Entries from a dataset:
══════
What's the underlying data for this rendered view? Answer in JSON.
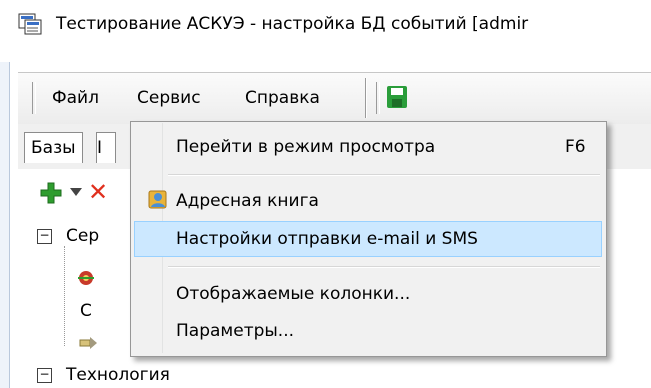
{
  "window": {
    "title": "Тестирование АСКУЭ - настройка БД событий [admir"
  },
  "menubar": {
    "items": [
      "Файл",
      "Сервис",
      "Справка"
    ]
  },
  "tabs": [
    {
      "label": "Базы"
    },
    {
      "label": "I"
    }
  ],
  "tree": {
    "node1_label": "Сер",
    "child_label": "С",
    "node2_label": "Технология"
  },
  "context_menu": {
    "items": [
      {
        "label": "Перейти в режим просмотра",
        "shortcut": "F6",
        "highlighted": false
      },
      {
        "label": "Адресная книга",
        "icon": "address-book-icon",
        "highlighted": false
      },
      {
        "label": "Настройки отправки e-mail и SMS",
        "highlighted": true
      },
      {
        "label": "Отображаемые колонки...",
        "highlighted": false
      },
      {
        "label": "Параметры...",
        "highlighted": false
      }
    ]
  },
  "colors": {
    "highlight_bg": "#cce8ff",
    "highlight_border": "#99d1ff",
    "menu_bg": "#f1f1f1",
    "save_icon": "#2a9d3a",
    "add_icon": "#2e9d2e",
    "delete_icon": "#e0301e"
  }
}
══════
*Exercise objective:* Leave out the pictures and transcribe everything else exactly.

*Solved exercise:*
What's the underlying data for this rendered view? Answer in JSON.
{
  "window": {
    "title": "Тестирование АСКУЭ - настройка БД событий [admir"
  },
  "menubar": {
    "items": [
      "Файл",
      "Сервис",
      "Справка"
    ]
  },
  "tabs": [
    {
      "label": "Базы"
    },
    {
      "label": "I"
    }
  ],
  "tree": {
    "node1_label": "Сер",
    "child_label": "С",
    "node2_label": "Технология"
  },
  "context_menu": {
    "items": [
      {
        "label": "Перейти в режим просмотра",
        "shortcut": "F6",
        "highlighted": false
      },
      {
        "label": "Адресная книга",
        "icon": "address-book-icon",
        "highlighted": false
      },
      {
        "label": "Настройки отправки e-mail и SMS",
        "highlighted": true
      },
      {
        "label": "Отображаемые колонки...",
        "highlighted": false
      },
      {
        "label": "Параметры...",
        "highlighted": false
      }
    ]
  },
  "colors": {
    "highlight_bg": "#cce8ff",
    "highlight_border": "#99d1ff",
    "menu_bg": "#f1f1f1",
    "save_icon": "#2a9d3a",
    "add_icon": "#2e9d2e",
    "delete_icon": "#e0301e"
  }
}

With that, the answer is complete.